**** SOURCE INFORMATION
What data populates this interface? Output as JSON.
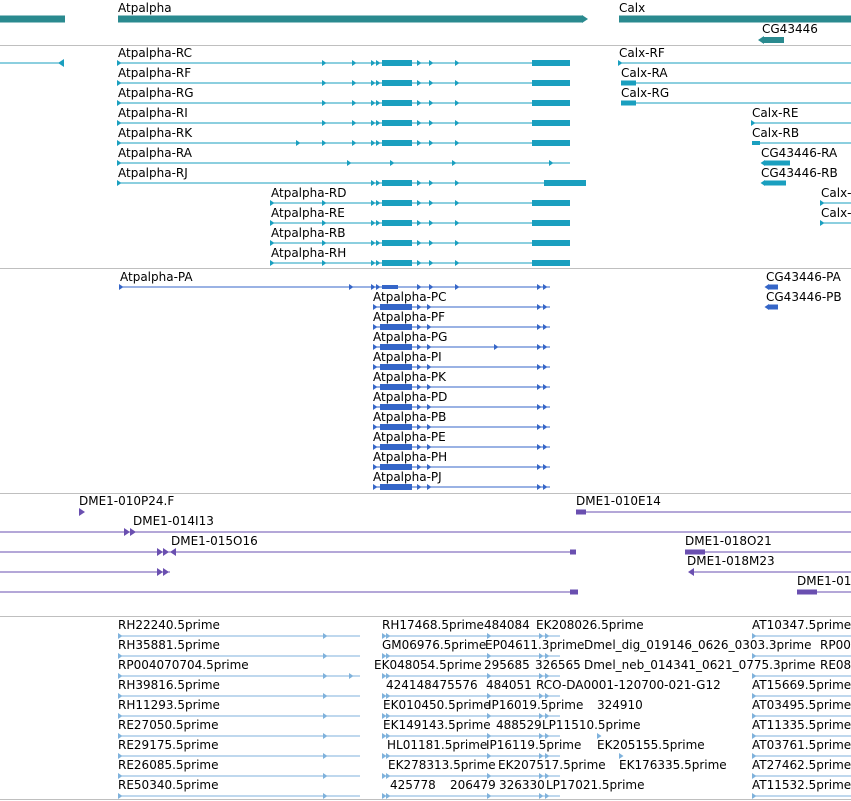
{
  "colors": {
    "gene": "#2a8a8f",
    "mrna": "#1a9fbf",
    "protein": "#3566c8",
    "insertion": "#6a4fb0",
    "est": "#7fb2dc",
    "separator": "#bfbfbf"
  },
  "tracks": {
    "genes": [
      "Atpalpha",
      "Calx",
      "CG43446"
    ],
    "transcripts": [
      "Atpalpha-RC",
      "Calx-RF",
      "Atpalpha-RF",
      "Calx-RA",
      "Atpalpha-RG",
      "Calx-RG",
      "Atpalpha-RI",
      "Calx-RE",
      "Atpalpha-RK",
      "Calx-RB",
      "Atpalpha-RA",
      "CG43446-RA",
      "Atpalpha-RJ",
      "CG43446-RB",
      "Atpalpha-RD",
      "Calx-",
      "Atpalpha-RE",
      "Calx-",
      "Atpalpha-RB",
      "Atpalpha-RH"
    ],
    "proteins": [
      "Atpalpha-PA",
      "CG43446-PA",
      "CG43446-PB",
      "Atpalpha-PC",
      "Atpalpha-PF",
      "Atpalpha-PG",
      "Atpalpha-PI",
      "Atpalpha-PK",
      "Atpalpha-PD",
      "Atpalpha-PB",
      "Atpalpha-PE",
      "Atpalpha-PH",
      "Atpalpha-PJ"
    ],
    "insertions": [
      "DME1-010P24.F",
      "DME1-010E14",
      "DME1-014I13",
      "DME1-015O16",
      "DME1-018O21",
      "DME1-018M23",
      "DME1-01"
    ],
    "ests": [
      "RH22240.5prime",
      "RH17468.5prime",
      "484084",
      "EK208026.5prime",
      "AT10347.5prime",
      "RH35881.5prime",
      "GM06976.5prime",
      "EP04611.3prime",
      "Dmel_dig_019146_0626_0303.3prime",
      "RP00",
      "RP004070704.5prime",
      "EK048054.5prime",
      "295685",
      "326565",
      "Dmel_neb_014341_0621_0775.3prime",
      "RE08",
      "RH39816.5prime",
      "424148475576",
      "484051",
      "RCO-DA0001-120700-021-G12",
      "AT15669.5prime",
      "RH11293.5prime",
      "EK010450.5prime",
      "IP16019.5prime",
      "324910",
      "AT03495.5prime",
      "RE27050.5prime",
      "EK149143.5prime",
      "488529",
      "LP11510.5prime",
      "AT11335.5prime",
      "RE29175.5prime",
      "HL01181.5prime",
      "IP16119.5prime",
      "EK205155.5prime",
      "AT03761.5prime",
      "RE26085.5prime",
      "EK278313.5prime",
      "EK207517.5prime",
      "EK176335.5prime",
      "AT27462.5prime",
      "RE50340.5prime",
      "425778",
      "206479",
      "326330",
      "LP17021.5prime",
      "AT11532.5prime"
    ]
  }
}
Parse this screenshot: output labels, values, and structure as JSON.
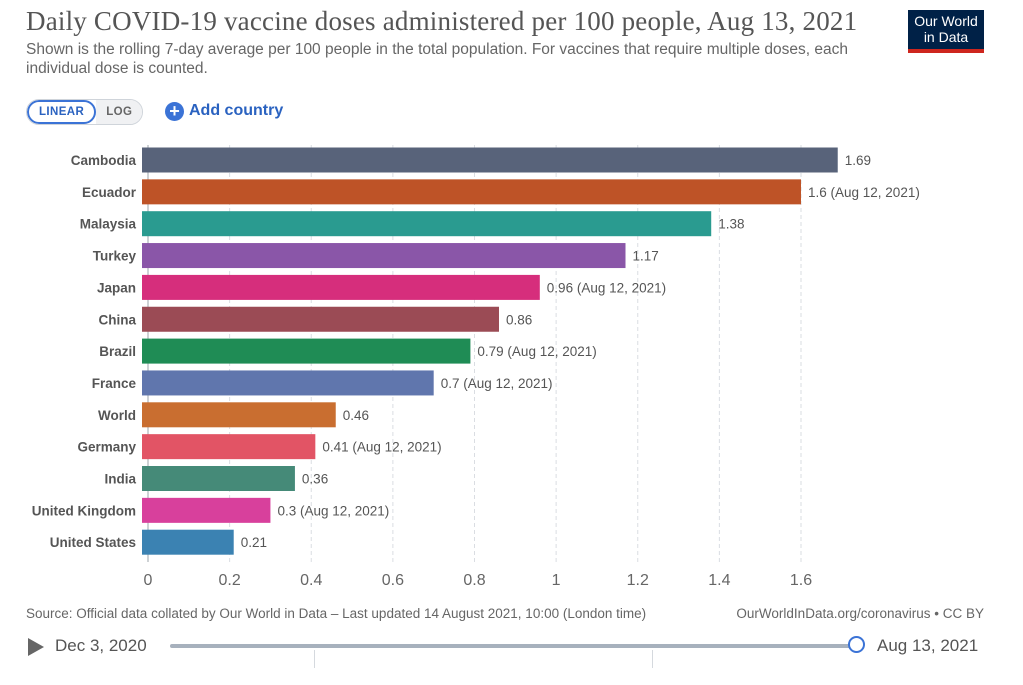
{
  "title": "Daily COVID-19 vaccine doses administered per 100 people, Aug 13, 2021",
  "subtitle": "Shown is the rolling 7-day average per 100 people in the total population. For vaccines that require multiple doses, each individual dose is counted.",
  "logo": {
    "line1": "Our World",
    "line2": "in Data"
  },
  "controls": {
    "linear_label": "LINEAR",
    "log_label": "LOG",
    "add_country_label": "Add country",
    "add_icon": "plus-circle-icon"
  },
  "chart_data": {
    "type": "bar",
    "orientation": "horizontal",
    "title": "Daily COVID-19 vaccine doses administered per 100 people, Aug 13, 2021",
    "categories": [
      "Cambodia",
      "Ecuador",
      "Malaysia",
      "Turkey",
      "Japan",
      "China",
      "Brazil",
      "France",
      "World",
      "Germany",
      "India",
      "United Kingdom",
      "United States"
    ],
    "values": [
      1.69,
      1.6,
      1.38,
      1.17,
      0.96,
      0.86,
      0.79,
      0.7,
      0.46,
      0.41,
      0.36,
      0.3,
      0.21
    ],
    "value_labels": [
      "1.69",
      "1.6 (Aug 12, 2021)",
      "1.38",
      "1.17",
      "0.96 (Aug 12, 2021)",
      "0.86",
      "0.79 (Aug 12, 2021)",
      "0.7 (Aug 12, 2021)",
      "0.46",
      "0.41 (Aug 12, 2021)",
      "0.36",
      "0.3 (Aug 12, 2021)",
      "0.21"
    ],
    "colors": [
      "#58637a",
      "#be5327",
      "#2a9b90",
      "#8a56a8",
      "#d62e7c",
      "#9b4b55",
      "#1f8c55",
      "#6076ad",
      "#c96e30",
      "#e25465",
      "#458a78",
      "#d8409c",
      "#3b82b2"
    ],
    "x_ticks": [
      0,
      0.2,
      0.4,
      0.6,
      0.8,
      1,
      1.2,
      1.4,
      1.6
    ],
    "x_tick_labels": [
      "0",
      "0.2",
      "0.4",
      "0.6",
      "0.8",
      "1",
      "1.2",
      "1.4",
      "1.6"
    ],
    "xlim": [
      0,
      1.75
    ],
    "grid": "vertical dashed",
    "xlabel": "",
    "ylabel": ""
  },
  "footer": {
    "source": "Source: Official data collated by Our World in Data – Last updated 14 August 2021, 10:00 (London time)",
    "link": "OurWorldInData.org/coronavirus • CC BY"
  },
  "timeline": {
    "start_date": "Dec 3, 2020",
    "end_date": "Aug 13, 2021",
    "play_icon": "play-icon",
    "position": 1.0
  }
}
********
• [ACTION ITEM]: For each line above that contains the word "this", make a copy.

• [EXERCISE OUTPUT]:
What data populates this interface? Output as JSON.
Parse this screenshot: output labels, values, and structure as JSON.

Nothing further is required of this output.